> Short task:
Transcribe every entry word for word, leaving out all images.

> Dataset rows:
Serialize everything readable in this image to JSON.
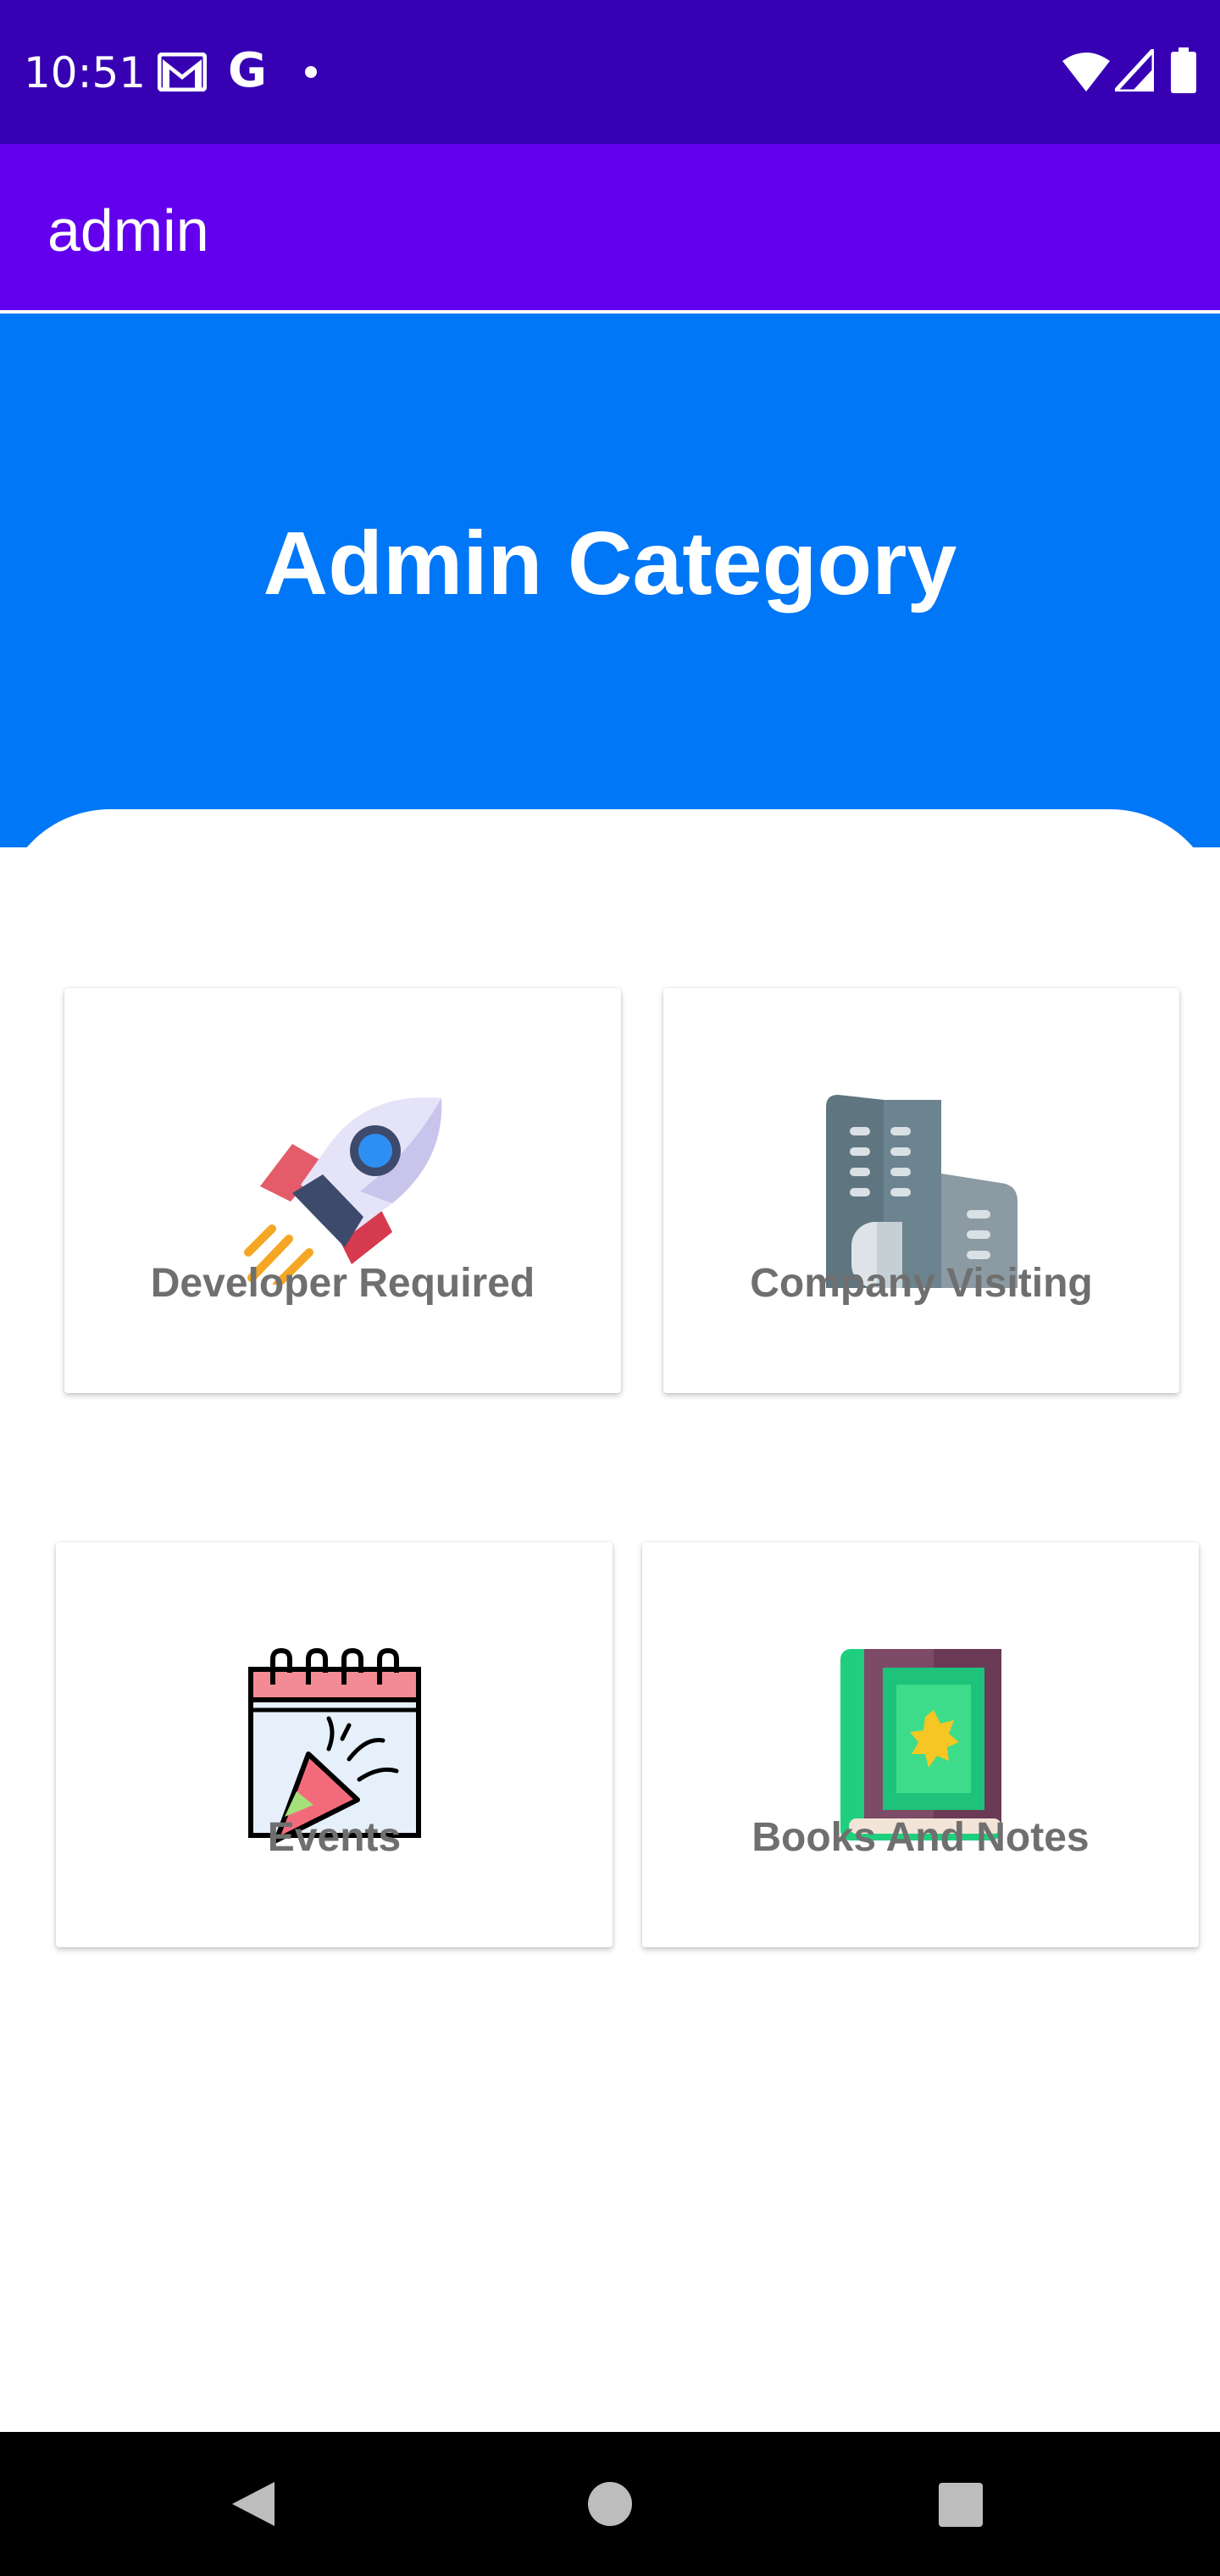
{
  "status_bar": {
    "time": "10:51",
    "notification_icons": [
      "gmail-icon",
      "google-icon",
      "dot-icon"
    ],
    "system_icons": [
      "wifi-icon",
      "signal-icon",
      "battery-icon"
    ],
    "g_glyph": "G"
  },
  "app_bar": {
    "title": "admin"
  },
  "header": {
    "title": "Admin Category"
  },
  "categories": [
    {
      "label": "Developer Required",
      "icon": "rocket-icon"
    },
    {
      "label": "Company Visiting",
      "icon": "building-icon"
    },
    {
      "label": "Events",
      "icon": "calendar-party-icon"
    },
    {
      "label": "Books And Notes",
      "icon": "book-icon"
    }
  ],
  "nav_bar": {
    "buttons": [
      "back-icon",
      "home-icon",
      "recents-icon"
    ]
  },
  "colors": {
    "status_bar": "#3700b3",
    "app_bar": "#6200ee",
    "header": "#0077f7",
    "card_label": "#6f6f6f"
  }
}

> In response:
Serialize everything readable in this image to JSON.
{
  "status_bar": {
    "time": "10:51",
    "notification_icons": [
      "gmail-icon",
      "google-icon",
      "dot-icon"
    ],
    "system_icons": [
      "wifi-icon",
      "signal-icon",
      "battery-icon"
    ],
    "g_glyph": "G"
  },
  "app_bar": {
    "title": "admin"
  },
  "header": {
    "title": "Admin Category"
  },
  "categories": [
    {
      "label": "Developer Required",
      "icon": "rocket-icon"
    },
    {
      "label": "Company Visiting",
      "icon": "building-icon"
    },
    {
      "label": "Events",
      "icon": "calendar-party-icon"
    },
    {
      "label": "Books And Notes",
      "icon": "book-icon"
    }
  ],
  "nav_bar": {
    "buttons": [
      "back-icon",
      "home-icon",
      "recents-icon"
    ]
  },
  "colors": {
    "status_bar": "#3700b3",
    "app_bar": "#6200ee",
    "header": "#0077f7",
    "card_label": "#6f6f6f"
  }
}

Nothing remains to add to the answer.